Element region listings
## start

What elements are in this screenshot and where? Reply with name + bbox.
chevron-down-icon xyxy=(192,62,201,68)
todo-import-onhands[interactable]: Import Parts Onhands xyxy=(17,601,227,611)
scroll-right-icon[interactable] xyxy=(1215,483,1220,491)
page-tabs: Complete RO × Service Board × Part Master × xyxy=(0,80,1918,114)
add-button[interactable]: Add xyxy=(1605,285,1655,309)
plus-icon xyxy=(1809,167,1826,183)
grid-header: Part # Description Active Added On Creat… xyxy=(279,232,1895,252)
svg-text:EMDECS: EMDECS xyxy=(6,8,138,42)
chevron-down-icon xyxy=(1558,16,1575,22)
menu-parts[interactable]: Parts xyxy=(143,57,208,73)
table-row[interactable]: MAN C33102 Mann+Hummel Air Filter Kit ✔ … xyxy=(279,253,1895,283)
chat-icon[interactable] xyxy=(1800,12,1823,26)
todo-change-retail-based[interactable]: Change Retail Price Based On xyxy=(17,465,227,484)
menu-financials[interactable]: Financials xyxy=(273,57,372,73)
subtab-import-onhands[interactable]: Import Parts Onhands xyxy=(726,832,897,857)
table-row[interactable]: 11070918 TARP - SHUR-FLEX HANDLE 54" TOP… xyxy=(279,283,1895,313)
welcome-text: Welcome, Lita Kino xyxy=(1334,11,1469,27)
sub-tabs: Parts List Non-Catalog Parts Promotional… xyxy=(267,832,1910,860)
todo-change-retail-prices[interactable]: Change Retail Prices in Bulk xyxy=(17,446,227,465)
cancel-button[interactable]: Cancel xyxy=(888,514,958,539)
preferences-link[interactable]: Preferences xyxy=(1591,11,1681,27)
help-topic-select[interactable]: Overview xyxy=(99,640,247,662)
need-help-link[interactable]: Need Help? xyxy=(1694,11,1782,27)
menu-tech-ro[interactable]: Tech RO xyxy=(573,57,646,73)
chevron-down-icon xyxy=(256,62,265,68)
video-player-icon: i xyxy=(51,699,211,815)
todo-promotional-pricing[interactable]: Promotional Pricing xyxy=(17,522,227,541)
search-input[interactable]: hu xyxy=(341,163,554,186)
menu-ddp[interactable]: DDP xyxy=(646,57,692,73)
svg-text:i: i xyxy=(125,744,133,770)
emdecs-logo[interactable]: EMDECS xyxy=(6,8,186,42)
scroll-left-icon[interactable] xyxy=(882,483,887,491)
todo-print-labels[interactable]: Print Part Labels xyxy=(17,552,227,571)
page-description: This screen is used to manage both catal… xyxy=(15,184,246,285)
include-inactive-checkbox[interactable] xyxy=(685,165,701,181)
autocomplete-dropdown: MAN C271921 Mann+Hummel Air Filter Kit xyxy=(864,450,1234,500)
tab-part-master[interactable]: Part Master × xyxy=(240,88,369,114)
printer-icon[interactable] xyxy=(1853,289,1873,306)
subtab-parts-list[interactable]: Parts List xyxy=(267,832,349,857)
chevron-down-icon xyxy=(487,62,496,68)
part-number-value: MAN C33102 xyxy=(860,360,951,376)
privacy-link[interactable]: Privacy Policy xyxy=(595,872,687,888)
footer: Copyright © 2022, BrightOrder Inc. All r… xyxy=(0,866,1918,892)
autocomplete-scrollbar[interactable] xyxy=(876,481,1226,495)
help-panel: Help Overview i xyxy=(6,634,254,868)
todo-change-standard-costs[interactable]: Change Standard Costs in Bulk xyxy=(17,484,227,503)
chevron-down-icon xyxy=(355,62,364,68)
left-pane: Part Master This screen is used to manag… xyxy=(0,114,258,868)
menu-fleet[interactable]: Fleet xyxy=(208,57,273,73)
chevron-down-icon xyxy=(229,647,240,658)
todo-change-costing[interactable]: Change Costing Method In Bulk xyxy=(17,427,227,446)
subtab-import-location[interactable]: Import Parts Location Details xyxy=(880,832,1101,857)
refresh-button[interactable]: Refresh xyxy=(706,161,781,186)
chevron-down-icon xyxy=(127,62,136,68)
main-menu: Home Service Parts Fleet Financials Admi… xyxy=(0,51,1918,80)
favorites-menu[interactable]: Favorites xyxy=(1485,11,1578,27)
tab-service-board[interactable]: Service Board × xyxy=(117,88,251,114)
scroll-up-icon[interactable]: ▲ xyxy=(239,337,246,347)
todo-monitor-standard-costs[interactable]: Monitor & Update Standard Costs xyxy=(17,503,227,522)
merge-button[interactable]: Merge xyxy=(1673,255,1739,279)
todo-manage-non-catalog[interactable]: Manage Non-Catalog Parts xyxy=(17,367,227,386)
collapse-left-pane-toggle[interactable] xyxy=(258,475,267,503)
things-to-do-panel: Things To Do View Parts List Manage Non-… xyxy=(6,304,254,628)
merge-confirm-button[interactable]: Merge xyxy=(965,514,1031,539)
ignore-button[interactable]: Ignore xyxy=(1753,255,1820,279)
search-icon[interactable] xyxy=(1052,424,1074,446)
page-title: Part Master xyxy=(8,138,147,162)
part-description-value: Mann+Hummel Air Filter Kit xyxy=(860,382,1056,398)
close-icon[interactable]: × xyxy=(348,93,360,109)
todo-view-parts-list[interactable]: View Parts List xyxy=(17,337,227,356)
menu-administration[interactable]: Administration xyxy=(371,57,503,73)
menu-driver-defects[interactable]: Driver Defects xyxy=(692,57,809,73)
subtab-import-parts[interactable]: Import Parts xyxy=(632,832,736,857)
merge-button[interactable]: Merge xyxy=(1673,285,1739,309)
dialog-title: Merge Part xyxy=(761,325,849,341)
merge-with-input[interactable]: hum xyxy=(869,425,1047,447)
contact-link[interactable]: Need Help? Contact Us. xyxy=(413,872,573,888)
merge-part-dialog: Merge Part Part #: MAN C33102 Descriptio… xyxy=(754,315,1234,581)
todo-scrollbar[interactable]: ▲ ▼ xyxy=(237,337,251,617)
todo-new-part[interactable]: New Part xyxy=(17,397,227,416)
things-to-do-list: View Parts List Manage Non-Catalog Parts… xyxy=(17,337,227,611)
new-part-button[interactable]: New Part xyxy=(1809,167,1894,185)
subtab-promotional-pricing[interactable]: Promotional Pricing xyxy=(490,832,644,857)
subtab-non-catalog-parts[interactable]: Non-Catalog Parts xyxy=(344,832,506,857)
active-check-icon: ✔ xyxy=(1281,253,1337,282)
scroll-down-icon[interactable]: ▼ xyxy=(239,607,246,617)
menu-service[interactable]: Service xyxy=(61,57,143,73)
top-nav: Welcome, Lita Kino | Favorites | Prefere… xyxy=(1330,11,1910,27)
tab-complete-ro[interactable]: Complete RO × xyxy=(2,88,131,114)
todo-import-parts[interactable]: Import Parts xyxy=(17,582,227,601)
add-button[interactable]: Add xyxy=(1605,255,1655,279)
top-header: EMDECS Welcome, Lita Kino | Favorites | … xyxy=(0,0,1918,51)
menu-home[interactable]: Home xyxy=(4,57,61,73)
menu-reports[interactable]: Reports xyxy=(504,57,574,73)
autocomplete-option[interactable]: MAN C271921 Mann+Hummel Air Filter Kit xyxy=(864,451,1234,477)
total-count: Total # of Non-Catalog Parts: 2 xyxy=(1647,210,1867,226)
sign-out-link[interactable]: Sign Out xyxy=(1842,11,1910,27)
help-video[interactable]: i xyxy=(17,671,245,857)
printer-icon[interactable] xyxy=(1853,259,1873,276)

## end

• The request
Go through the rows above and copy out every line that contains the word "Onhands", leaving each line unchanged.

• Solution to this problem
todo-import-onhands[interactable]: Import Parts Onhands xyxy=(17,601,227,611)
subtab-import-onhands[interactable]: Import Parts Onhands xyxy=(726,832,897,857)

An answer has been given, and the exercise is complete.